* _Exercise instructions_:
a - From the text about the 22q11.2 Deletion Syndrome foundation, reproduce verbatim the portion that begins with the words containing "We have however" and ends with "to the 22q11.2 Deletion Syndrome.".
b - Extend the text about the 22q11.2 Deletion Syndrome foundation with the passage that would follow its final sentence.

╭─ Exercise passage

Supporting people with 22q11.2 Deletion Syndrome & other 22q related conditions.
Awareness, Education, Community & Support
Currently the Foundations main focus is on the 22q11.2 Deletion Syndrome.
We have however provided a link to the International Foundation information on the duplication. If you are interested in assisting us with being able to offer resources to assist people affected by the duplication please contact us email@example.com.
All references of 22q on this website refer to the 22q11.2 Deletion Syndrome.
The Foundation is a registered charity with the ACNC. We have Deductible Gift Recipient Status and all donations of $2 or more are tax deductible.
The Foundation is made up of a group that consists of individuals with 22q11.2 Deletion Syndrome, parents, grandparents, siblings and carers of individuals with 22q11.2 deletion Syndrome as well professionals and multidisciplinary staff and researchers.

╰─
╭─ Material provided

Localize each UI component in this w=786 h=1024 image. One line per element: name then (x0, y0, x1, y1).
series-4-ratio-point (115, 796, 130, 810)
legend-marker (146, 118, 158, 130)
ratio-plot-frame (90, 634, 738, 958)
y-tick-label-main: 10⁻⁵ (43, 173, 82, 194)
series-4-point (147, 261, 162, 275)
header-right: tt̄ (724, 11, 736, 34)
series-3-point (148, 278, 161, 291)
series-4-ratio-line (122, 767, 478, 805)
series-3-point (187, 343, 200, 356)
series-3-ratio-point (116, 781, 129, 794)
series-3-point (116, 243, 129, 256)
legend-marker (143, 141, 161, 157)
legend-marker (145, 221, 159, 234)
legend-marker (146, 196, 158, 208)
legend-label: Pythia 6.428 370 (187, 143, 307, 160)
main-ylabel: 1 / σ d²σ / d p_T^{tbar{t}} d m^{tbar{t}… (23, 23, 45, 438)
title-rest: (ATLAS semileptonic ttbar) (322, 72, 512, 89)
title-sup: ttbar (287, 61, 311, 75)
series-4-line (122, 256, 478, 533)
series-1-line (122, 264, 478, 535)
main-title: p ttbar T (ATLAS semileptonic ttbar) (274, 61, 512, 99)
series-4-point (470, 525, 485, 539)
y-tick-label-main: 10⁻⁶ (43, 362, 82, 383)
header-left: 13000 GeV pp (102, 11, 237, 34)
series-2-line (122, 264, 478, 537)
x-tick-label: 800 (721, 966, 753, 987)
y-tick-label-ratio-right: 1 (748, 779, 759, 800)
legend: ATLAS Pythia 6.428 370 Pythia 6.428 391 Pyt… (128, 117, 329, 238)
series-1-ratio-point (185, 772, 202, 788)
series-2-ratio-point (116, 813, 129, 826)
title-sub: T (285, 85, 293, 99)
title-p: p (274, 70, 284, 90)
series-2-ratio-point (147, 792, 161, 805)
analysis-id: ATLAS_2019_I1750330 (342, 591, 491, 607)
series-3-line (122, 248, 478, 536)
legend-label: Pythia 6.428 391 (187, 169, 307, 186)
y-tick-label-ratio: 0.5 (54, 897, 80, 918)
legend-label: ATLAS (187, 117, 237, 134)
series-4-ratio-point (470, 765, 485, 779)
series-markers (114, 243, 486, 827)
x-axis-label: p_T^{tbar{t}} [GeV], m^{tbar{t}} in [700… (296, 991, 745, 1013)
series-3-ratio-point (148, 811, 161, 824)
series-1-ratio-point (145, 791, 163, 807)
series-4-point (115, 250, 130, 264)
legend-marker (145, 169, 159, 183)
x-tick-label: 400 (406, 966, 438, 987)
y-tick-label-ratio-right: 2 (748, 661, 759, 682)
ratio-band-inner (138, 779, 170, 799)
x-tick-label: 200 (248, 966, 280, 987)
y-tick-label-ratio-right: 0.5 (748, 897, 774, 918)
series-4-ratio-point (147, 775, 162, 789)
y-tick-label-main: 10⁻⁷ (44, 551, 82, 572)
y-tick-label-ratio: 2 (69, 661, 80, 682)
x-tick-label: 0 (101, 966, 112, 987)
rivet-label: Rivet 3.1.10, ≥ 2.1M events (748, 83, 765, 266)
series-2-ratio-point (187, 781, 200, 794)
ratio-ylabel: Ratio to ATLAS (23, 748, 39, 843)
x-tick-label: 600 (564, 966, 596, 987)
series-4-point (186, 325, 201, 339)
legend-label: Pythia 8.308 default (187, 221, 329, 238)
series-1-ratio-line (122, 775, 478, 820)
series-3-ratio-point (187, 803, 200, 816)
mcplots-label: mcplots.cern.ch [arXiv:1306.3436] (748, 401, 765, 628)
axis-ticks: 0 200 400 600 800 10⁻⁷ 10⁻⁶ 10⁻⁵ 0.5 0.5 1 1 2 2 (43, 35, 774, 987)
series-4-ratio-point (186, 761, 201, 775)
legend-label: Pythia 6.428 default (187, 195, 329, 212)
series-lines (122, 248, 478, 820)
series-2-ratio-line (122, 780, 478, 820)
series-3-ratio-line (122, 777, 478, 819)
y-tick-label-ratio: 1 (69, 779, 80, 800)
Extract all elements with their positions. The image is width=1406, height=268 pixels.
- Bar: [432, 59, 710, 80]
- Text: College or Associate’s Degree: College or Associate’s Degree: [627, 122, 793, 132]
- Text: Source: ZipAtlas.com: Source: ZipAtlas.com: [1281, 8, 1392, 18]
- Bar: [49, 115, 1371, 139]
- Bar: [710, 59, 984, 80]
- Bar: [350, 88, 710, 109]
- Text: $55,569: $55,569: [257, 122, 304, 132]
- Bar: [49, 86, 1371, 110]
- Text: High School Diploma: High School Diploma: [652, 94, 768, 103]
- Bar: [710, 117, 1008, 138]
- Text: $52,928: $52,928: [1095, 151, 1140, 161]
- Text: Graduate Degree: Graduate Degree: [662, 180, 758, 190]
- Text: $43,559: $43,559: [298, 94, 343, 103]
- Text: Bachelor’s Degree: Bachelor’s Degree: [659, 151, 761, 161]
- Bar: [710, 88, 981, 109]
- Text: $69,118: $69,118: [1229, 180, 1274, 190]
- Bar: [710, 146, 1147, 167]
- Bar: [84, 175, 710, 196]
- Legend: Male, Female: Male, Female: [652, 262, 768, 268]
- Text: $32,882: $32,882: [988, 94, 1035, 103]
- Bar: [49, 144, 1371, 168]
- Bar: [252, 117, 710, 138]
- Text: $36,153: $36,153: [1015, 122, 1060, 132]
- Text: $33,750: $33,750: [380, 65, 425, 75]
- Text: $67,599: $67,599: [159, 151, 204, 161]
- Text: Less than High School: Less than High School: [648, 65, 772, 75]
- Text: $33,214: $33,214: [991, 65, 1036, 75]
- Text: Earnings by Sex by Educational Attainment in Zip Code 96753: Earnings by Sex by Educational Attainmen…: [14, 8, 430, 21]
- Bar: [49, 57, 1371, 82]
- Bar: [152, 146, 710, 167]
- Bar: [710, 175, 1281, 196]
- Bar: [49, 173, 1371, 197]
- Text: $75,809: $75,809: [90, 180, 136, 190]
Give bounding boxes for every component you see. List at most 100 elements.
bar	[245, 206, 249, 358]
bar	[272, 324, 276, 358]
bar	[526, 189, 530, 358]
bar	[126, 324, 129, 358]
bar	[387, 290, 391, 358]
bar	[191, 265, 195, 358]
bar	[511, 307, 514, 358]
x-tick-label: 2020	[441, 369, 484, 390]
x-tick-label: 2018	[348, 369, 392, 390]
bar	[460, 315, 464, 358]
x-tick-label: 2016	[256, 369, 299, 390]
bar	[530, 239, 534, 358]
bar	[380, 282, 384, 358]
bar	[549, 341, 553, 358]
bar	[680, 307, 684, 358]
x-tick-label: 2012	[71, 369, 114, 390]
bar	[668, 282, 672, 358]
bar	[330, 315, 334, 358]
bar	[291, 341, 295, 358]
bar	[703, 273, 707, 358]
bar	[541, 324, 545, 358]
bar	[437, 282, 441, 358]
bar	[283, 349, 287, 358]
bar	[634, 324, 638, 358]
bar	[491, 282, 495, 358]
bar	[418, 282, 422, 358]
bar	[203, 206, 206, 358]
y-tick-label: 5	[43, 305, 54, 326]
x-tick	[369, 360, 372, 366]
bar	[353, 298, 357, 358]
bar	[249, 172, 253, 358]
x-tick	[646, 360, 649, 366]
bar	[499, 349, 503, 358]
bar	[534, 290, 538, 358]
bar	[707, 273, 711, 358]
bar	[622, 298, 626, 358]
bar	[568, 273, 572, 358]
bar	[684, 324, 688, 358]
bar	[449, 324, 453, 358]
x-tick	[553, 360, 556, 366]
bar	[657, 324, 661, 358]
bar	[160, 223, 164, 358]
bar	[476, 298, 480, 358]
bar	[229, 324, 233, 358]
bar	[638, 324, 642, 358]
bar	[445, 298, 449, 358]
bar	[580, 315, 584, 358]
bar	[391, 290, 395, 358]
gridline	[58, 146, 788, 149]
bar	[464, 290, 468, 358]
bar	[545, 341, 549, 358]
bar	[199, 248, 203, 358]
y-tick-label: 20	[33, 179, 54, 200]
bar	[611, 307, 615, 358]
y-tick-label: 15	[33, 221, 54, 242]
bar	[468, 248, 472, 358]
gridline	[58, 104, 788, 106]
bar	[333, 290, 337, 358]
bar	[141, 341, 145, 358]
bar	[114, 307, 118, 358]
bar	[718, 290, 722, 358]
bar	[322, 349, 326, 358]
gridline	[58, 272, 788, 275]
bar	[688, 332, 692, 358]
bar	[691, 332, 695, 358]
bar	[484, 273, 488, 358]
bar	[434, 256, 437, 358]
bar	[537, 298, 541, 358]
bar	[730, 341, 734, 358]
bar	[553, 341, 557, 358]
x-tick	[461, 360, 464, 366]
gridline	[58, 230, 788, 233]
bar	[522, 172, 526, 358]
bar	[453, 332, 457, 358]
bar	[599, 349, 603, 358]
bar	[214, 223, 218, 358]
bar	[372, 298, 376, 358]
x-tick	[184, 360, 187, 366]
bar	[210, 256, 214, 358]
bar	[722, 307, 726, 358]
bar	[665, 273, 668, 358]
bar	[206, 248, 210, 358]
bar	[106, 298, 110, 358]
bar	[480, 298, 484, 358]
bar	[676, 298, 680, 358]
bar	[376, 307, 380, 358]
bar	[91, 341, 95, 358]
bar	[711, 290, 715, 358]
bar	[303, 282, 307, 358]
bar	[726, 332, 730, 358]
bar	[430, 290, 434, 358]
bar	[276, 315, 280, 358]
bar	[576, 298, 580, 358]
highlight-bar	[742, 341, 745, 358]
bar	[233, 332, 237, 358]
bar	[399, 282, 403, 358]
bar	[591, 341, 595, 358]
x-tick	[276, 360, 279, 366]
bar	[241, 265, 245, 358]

╰─

* _Activity answers_:
a -
We have however provided a link to the International Foundation information on the duplication. If you are interested in assisting us with being able to offer resources to assist people affected by the duplication please contact us email@example.com.
All references of 22q on this website refer to the 22q11.2 Deletion Syndrome.

b -
The Foundation was founded by the late Dr Tony Lipson of the Children’s Hospital Westmead, NSW. Dr Lipson helped parents establish the first support group in the world for individuals with the syndrome. The foundation has been run for many years by countless volunteers who have given their time to help other families also walking this same path.
To support all those affected by 22q through the provision of accurate information, access to education, the fostering of research and the creation of awareness throughout our communities.